## WRITTEN INSTRUCTION
Give back the records below exactly, every one, with no pictures.

## Begin INFORMATION SHOWN

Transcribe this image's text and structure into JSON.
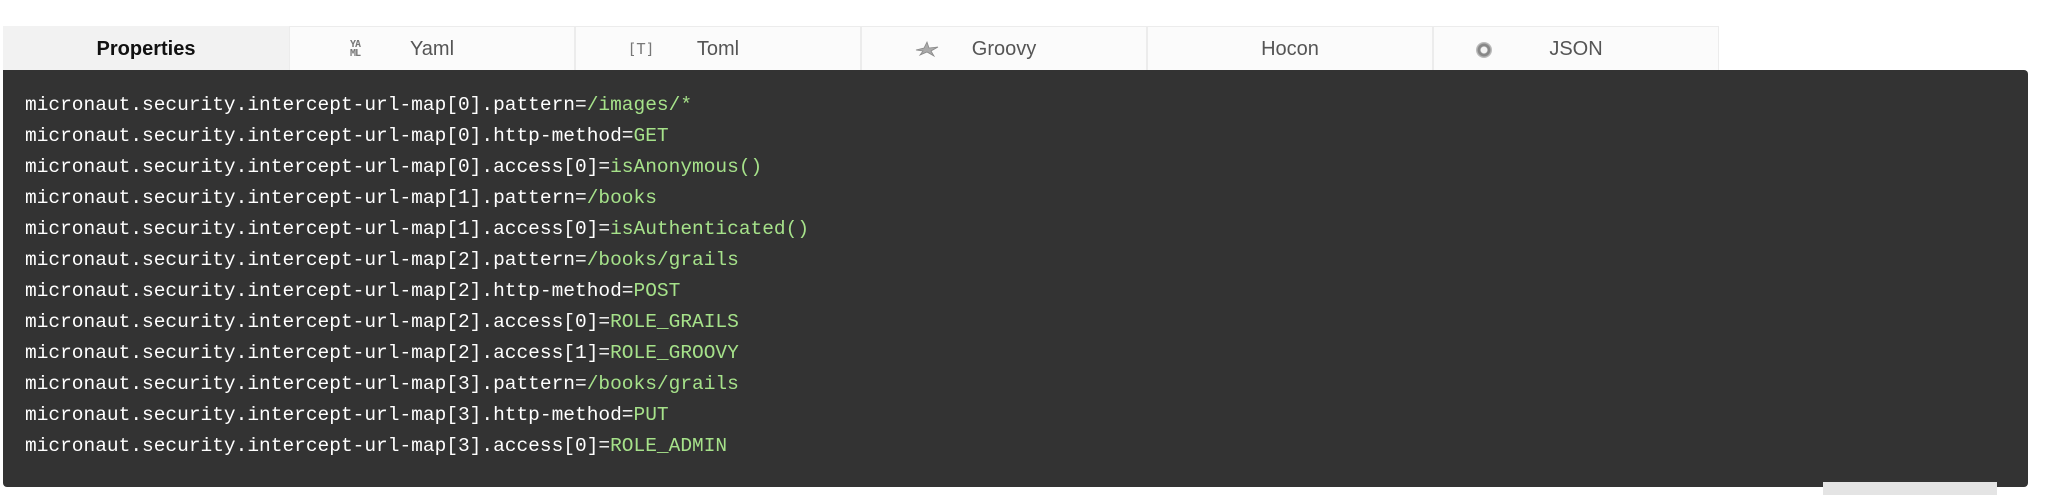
{
  "tabs": [
    {
      "label": "Properties",
      "icon": "",
      "active": true
    },
    {
      "label": "Yaml",
      "icon": "yaml-icon",
      "active": false
    },
    {
      "label": "Toml",
      "icon": "toml-icon",
      "active": false
    },
    {
      "label": "Groovy",
      "icon": "groovy-icon",
      "active": false
    },
    {
      "label": "Hocon",
      "icon": "",
      "active": false
    },
    {
      "label": "JSON",
      "icon": "json-icon",
      "active": false
    }
  ],
  "icons": {
    "yaml_text": "YA\nML",
    "toml_text": "[T]",
    "groovy_glyph": "✵"
  },
  "code_lines": [
    {
      "key": "micronaut.security.intercept-url-map[0].pattern=",
      "value": "/images/*"
    },
    {
      "key": "micronaut.security.intercept-url-map[0].http-method=",
      "value": "GET"
    },
    {
      "key": "micronaut.security.intercept-url-map[0].access[0]=",
      "value": "isAnonymous()"
    },
    {
      "key": "micronaut.security.intercept-url-map[1].pattern=",
      "value": "/books"
    },
    {
      "key": "micronaut.security.intercept-url-map[1].access[0]=",
      "value": "isAuthenticated()"
    },
    {
      "key": "micronaut.security.intercept-url-map[2].pattern=",
      "value": "/books/grails"
    },
    {
      "key": "micronaut.security.intercept-url-map[2].http-method=",
      "value": "POST"
    },
    {
      "key": "micronaut.security.intercept-url-map[2].access[0]=",
      "value": "ROLE_GRAILS"
    },
    {
      "key": "micronaut.security.intercept-url-map[2].access[1]=",
      "value": "ROLE_GROOVY"
    },
    {
      "key": "micronaut.security.intercept-url-map[3].pattern=",
      "value": "/books/grails"
    },
    {
      "key": "micronaut.security.intercept-url-map[3].http-method=",
      "value": "PUT"
    },
    {
      "key": "micronaut.security.intercept-url-map[3].access[0]=",
      "value": "ROLE_ADMIN"
    }
  ],
  "colors": {
    "panel_bg": "#333333",
    "key_text": "#ffffff",
    "value_text": "#a6e28a",
    "active_tab_bg": "#f2f2f2"
  }
}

## End INFORMATION SHOWN

## EXERCISE OUTPUT
Transcribe this image's text and structure into JSON.
{
  "tabs": [
    {
      "label": "Properties",
      "icon": "",
      "active": true
    },
    {
      "label": "Yaml",
      "icon": "yaml-icon",
      "active": false
    },
    {
      "label": "Toml",
      "icon": "toml-icon",
      "active": false
    },
    {
      "label": "Groovy",
      "icon": "groovy-icon",
      "active": false
    },
    {
      "label": "Hocon",
      "icon": "",
      "active": false
    },
    {
      "label": "JSON",
      "icon": "json-icon",
      "active": false
    }
  ],
  "icons": {
    "yaml_text": "YA\nML",
    "toml_text": "[T]",
    "groovy_glyph": "✵"
  },
  "code_lines": [
    {
      "key": "micronaut.security.intercept-url-map[0].pattern=",
      "value": "/images/*"
    },
    {
      "key": "micronaut.security.intercept-url-map[0].http-method=",
      "value": "GET"
    },
    {
      "key": "micronaut.security.intercept-url-map[0].access[0]=",
      "value": "isAnonymous()"
    },
    {
      "key": "micronaut.security.intercept-url-map[1].pattern=",
      "value": "/books"
    },
    {
      "key": "micronaut.security.intercept-url-map[1].access[0]=",
      "value": "isAuthenticated()"
    },
    {
      "key": "micronaut.security.intercept-url-map[2].pattern=",
      "value": "/books/grails"
    },
    {
      "key": "micronaut.security.intercept-url-map[2].http-method=",
      "value": "POST"
    },
    {
      "key": "micronaut.security.intercept-url-map[2].access[0]=",
      "value": "ROLE_GRAILS"
    },
    {
      "key": "micronaut.security.intercept-url-map[2].access[1]=",
      "value": "ROLE_GROOVY"
    },
    {
      "key": "micronaut.security.intercept-url-map[3].pattern=",
      "value": "/books/grails"
    },
    {
      "key": "micronaut.security.intercept-url-map[3].http-method=",
      "value": "PUT"
    },
    {
      "key": "micronaut.security.intercept-url-map[3].access[0]=",
      "value": "ROLE_ADMIN"
    }
  ],
  "colors": {
    "panel_bg": "#333333",
    "key_text": "#ffffff",
    "value_text": "#a6e28a",
    "active_tab_bg": "#f2f2f2"
  }
}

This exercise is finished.